=== Your task ===
Transcribe the listing verbatim. Do not carry over any pictures.

Dataset rows about figures
——————————

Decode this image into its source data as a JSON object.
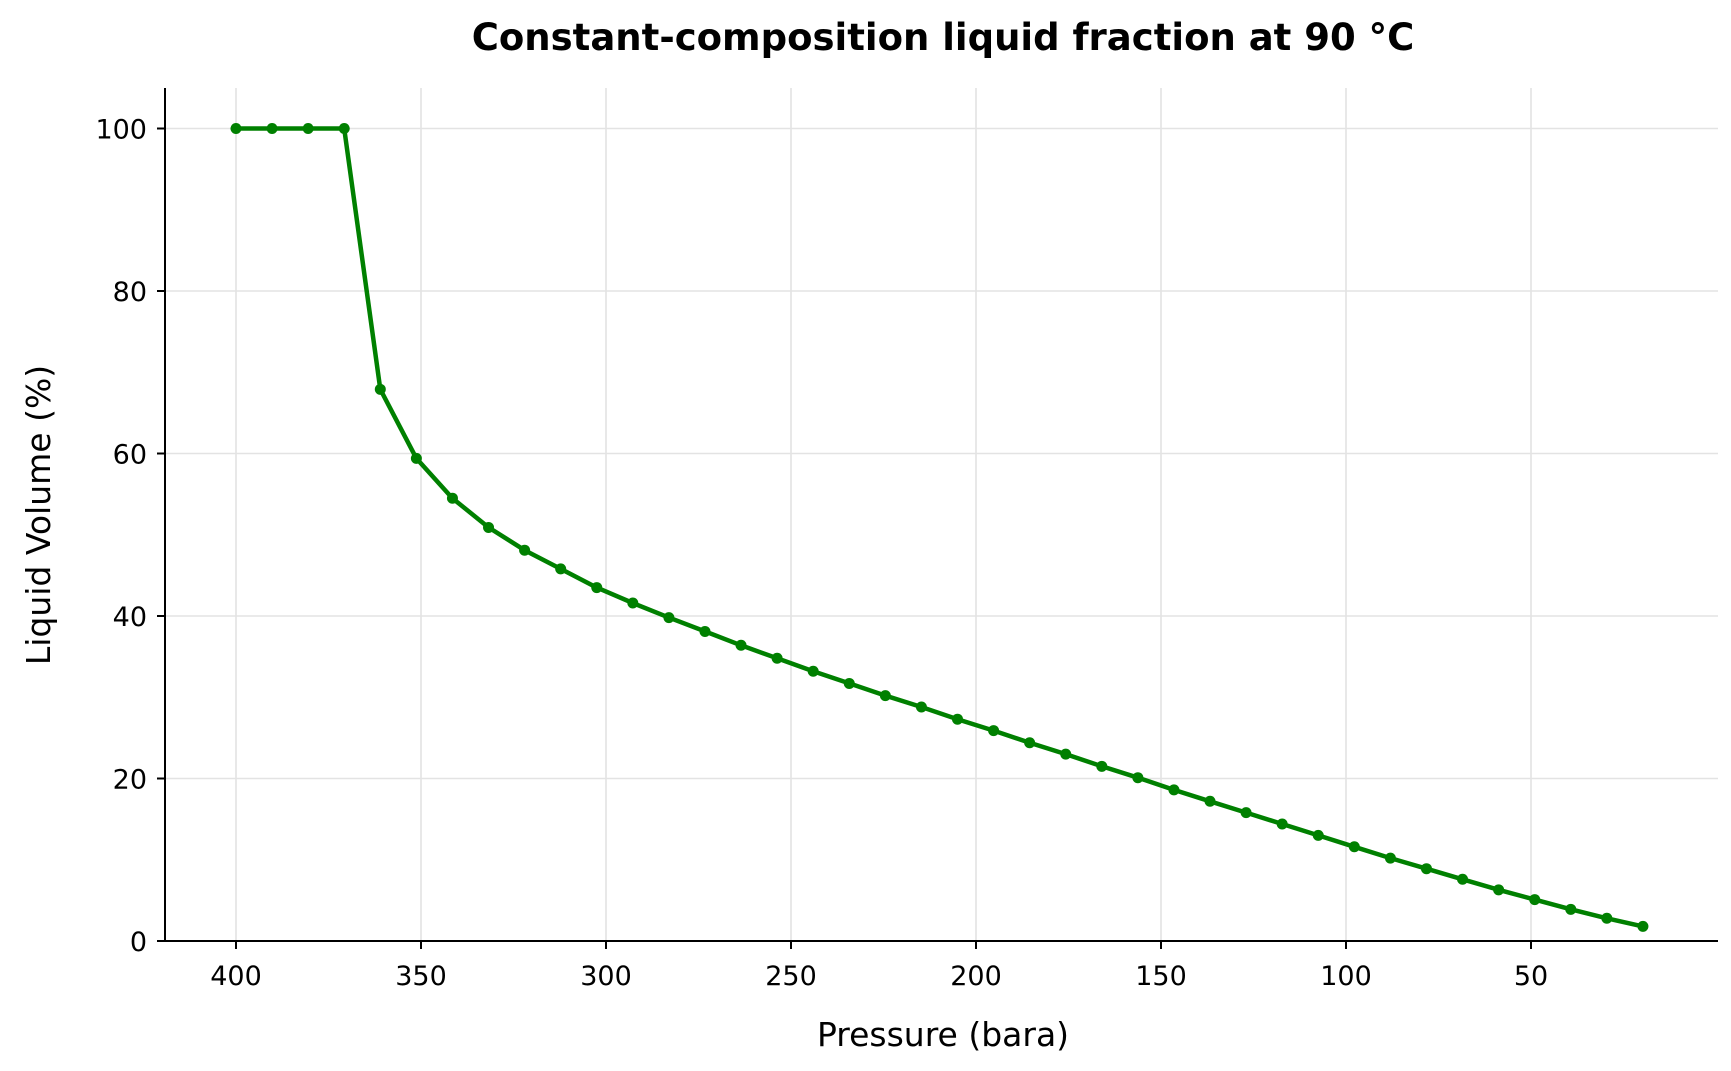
{
  "chart_data": {
    "type": "line",
    "title": "Constant-composition liquid fraction at 90 °C",
    "xlabel": "Pressure (bara)",
    "ylabel": "Liquid Volume (%)",
    "xlim": [
      420,
      0
    ],
    "ylim": [
      0,
      105
    ],
    "x_reversed": true,
    "x_ticks": [
      400,
      350,
      300,
      250,
      200,
      150,
      100,
      50
    ],
    "y_ticks": [
      0,
      20,
      40,
      60,
      80,
      100
    ],
    "grid": true,
    "legend": "none",
    "series": [
      {
        "color": "#008000",
        "x": [
          400,
          390.25,
          380.5,
          370.75,
          361,
          351.25,
          341.5,
          331.75,
          322,
          312.25,
          302.5,
          292.75,
          283,
          273.25,
          263.5,
          253.75,
          244,
          234.25,
          224.5,
          214.75,
          205,
          195.25,
          185.5,
          175.75,
          166,
          156.25,
          146.5,
          136.75,
          127,
          117.25,
          107.5,
          97.75,
          88,
          78.25,
          68.5,
          58.75,
          49,
          39.25,
          29.5,
          19.75
        ],
        "y": [
          100,
          100,
          100,
          100,
          67.9,
          59.4,
          54.5,
          50.9,
          48.1,
          45.8,
          43.5,
          41.6,
          39.8,
          38.1,
          36.4,
          34.8,
          33.2,
          31.7,
          30.2,
          28.8,
          27.3,
          25.9,
          24.4,
          23.0,
          21.5,
          20.1,
          18.6,
          17.2,
          15.8,
          14.4,
          13.0,
          11.6,
          10.2,
          8.9,
          7.6,
          6.3,
          5.1,
          3.9,
          2.8,
          1.8
        ]
      }
    ]
  }
}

——————————

=== Exercise answer ===
Decode this image into its source data as a JSON object.
{
  "chart_data": {
    "type": "line",
    "title": "Constant-composition liquid fraction at 90 °C",
    "xlabel": "Pressure (bara)",
    "ylabel": "Liquid Volume (%)",
    "xlim": [
      420,
      0
    ],
    "ylim": [
      0,
      105
    ],
    "x_reversed": true,
    "x_ticks": [
      400,
      350,
      300,
      250,
      200,
      150,
      100,
      50
    ],
    "y_ticks": [
      0,
      20,
      40,
      60,
      80,
      100
    ],
    "grid": true,
    "legend": "none",
    "series": [
      {
        "color": "#008000",
        "x": [
          400,
          390.25,
          380.5,
          370.75,
          361,
          351.25,
          341.5,
          331.75,
          322,
          312.25,
          302.5,
          292.75,
          283,
          273.25,
          263.5,
          253.75,
          244,
          234.25,
          224.5,
          214.75,
          205,
          195.25,
          185.5,
          175.75,
          166,
          156.25,
          146.5,
          136.75,
          127,
          117.25,
          107.5,
          97.75,
          88,
          78.25,
          68.5,
          58.75,
          49,
          39.25,
          29.5,
          19.75
        ],
        "y": [
          100,
          100,
          100,
          100,
          67.9,
          59.4,
          54.5,
          50.9,
          48.1,
          45.8,
          43.5,
          41.6,
          39.8,
          38.1,
          36.4,
          34.8,
          33.2,
          31.7,
          30.2,
          28.8,
          27.3,
          25.9,
          24.4,
          23.0,
          21.5,
          20.1,
          18.6,
          17.2,
          15.8,
          14.4,
          13.0,
          11.6,
          10.2,
          8.9,
          7.6,
          6.3,
          5.1,
          3.9,
          2.8,
          1.8
        ]
      }
    ]
  }
}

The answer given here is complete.